**Problem statement**: Pull out every line below that contains the word "into".

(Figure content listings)

* begin *

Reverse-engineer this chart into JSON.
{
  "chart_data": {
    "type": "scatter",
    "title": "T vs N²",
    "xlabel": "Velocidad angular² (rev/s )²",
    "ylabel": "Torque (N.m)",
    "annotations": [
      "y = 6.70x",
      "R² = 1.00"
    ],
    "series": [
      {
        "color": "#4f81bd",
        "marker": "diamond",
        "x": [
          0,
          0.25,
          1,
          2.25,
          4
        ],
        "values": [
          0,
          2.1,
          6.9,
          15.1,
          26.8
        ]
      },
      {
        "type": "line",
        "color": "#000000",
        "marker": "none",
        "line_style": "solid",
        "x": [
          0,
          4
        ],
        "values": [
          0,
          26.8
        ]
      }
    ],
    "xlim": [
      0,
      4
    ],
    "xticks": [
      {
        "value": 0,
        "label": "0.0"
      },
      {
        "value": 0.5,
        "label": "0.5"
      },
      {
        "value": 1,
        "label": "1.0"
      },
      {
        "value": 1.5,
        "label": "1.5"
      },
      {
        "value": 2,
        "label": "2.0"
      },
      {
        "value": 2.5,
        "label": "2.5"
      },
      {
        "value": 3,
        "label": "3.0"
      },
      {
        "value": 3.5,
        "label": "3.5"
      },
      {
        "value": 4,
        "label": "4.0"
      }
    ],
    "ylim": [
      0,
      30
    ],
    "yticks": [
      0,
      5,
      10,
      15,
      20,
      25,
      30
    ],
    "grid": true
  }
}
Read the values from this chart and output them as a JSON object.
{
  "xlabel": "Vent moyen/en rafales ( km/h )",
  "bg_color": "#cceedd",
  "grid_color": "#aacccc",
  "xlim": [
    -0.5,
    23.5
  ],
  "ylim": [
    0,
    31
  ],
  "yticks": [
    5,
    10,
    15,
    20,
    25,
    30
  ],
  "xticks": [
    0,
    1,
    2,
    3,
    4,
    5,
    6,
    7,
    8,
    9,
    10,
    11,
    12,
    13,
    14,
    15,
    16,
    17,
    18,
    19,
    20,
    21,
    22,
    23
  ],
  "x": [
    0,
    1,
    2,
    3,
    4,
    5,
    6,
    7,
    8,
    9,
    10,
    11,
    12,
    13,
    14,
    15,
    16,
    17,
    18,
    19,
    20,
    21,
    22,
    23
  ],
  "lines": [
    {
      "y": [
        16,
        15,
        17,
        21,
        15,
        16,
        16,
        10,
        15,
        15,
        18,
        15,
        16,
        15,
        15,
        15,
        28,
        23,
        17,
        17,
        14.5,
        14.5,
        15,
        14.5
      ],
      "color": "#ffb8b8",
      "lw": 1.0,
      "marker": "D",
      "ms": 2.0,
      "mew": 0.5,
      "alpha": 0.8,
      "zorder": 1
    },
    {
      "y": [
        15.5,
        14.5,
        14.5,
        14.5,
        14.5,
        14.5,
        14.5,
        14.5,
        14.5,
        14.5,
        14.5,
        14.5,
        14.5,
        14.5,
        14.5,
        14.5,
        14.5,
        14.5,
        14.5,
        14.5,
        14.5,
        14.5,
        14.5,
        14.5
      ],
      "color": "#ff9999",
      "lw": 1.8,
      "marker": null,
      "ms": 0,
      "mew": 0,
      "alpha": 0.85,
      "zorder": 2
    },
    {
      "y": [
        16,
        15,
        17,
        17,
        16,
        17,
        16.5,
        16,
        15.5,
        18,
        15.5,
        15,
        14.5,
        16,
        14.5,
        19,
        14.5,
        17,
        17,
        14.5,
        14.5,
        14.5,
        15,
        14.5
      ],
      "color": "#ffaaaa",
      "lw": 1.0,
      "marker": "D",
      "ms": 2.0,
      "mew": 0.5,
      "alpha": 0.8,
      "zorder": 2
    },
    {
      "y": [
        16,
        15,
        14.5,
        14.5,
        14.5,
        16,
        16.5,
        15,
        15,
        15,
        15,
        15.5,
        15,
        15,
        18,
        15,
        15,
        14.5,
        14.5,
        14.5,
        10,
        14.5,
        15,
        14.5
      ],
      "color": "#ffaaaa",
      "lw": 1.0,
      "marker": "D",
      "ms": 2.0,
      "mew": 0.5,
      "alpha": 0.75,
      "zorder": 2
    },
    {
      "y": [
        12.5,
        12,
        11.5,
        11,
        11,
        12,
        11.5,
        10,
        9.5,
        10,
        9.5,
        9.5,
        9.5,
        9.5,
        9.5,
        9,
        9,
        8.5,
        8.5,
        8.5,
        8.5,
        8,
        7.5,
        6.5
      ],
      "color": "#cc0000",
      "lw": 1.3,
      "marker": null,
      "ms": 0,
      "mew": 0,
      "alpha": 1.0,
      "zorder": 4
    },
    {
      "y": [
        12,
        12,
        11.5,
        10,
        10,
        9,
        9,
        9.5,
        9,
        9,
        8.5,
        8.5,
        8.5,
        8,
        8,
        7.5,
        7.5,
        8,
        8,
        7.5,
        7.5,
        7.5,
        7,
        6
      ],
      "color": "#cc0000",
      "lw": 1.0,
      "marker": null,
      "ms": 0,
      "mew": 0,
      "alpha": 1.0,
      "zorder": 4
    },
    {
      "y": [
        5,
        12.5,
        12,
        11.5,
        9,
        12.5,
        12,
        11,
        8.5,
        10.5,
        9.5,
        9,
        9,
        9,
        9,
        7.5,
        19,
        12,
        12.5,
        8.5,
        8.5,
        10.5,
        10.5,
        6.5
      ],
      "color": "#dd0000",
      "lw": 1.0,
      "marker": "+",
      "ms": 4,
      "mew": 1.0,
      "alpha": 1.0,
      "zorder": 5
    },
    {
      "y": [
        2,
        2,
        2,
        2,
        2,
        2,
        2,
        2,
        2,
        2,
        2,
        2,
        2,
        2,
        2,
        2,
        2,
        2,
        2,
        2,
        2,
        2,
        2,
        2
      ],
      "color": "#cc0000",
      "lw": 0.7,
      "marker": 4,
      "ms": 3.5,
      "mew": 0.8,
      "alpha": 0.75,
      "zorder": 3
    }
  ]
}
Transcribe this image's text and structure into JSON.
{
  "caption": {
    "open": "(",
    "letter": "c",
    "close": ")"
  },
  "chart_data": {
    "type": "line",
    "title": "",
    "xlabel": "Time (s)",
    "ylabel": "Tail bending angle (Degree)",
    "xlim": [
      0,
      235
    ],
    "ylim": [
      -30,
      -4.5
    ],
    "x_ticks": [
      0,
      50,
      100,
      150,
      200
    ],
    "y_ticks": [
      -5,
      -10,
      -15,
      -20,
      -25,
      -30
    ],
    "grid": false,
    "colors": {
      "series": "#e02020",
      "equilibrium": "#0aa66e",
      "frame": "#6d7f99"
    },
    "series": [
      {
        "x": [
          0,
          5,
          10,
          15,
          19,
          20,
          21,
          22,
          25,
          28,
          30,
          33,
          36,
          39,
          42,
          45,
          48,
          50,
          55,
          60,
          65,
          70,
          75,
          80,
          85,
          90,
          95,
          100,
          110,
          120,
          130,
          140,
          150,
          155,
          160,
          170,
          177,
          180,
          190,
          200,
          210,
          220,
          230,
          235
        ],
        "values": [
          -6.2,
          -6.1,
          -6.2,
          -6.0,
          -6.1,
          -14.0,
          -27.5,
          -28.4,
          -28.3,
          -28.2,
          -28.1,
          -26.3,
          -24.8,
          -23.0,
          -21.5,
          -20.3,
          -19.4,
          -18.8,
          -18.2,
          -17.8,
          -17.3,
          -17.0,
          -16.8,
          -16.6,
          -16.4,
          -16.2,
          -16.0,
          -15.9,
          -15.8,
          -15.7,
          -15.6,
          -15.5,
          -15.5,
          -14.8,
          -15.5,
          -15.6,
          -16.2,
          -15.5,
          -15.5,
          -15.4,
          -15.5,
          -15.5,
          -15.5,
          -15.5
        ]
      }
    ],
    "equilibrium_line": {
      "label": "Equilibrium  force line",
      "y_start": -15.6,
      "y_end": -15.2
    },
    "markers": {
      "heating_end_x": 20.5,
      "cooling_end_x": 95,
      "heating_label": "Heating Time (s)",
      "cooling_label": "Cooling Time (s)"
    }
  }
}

* end *

**The completed task**:
Reverse-engineer this chart into JSON.
Transcribe this image's text and structure into JSON.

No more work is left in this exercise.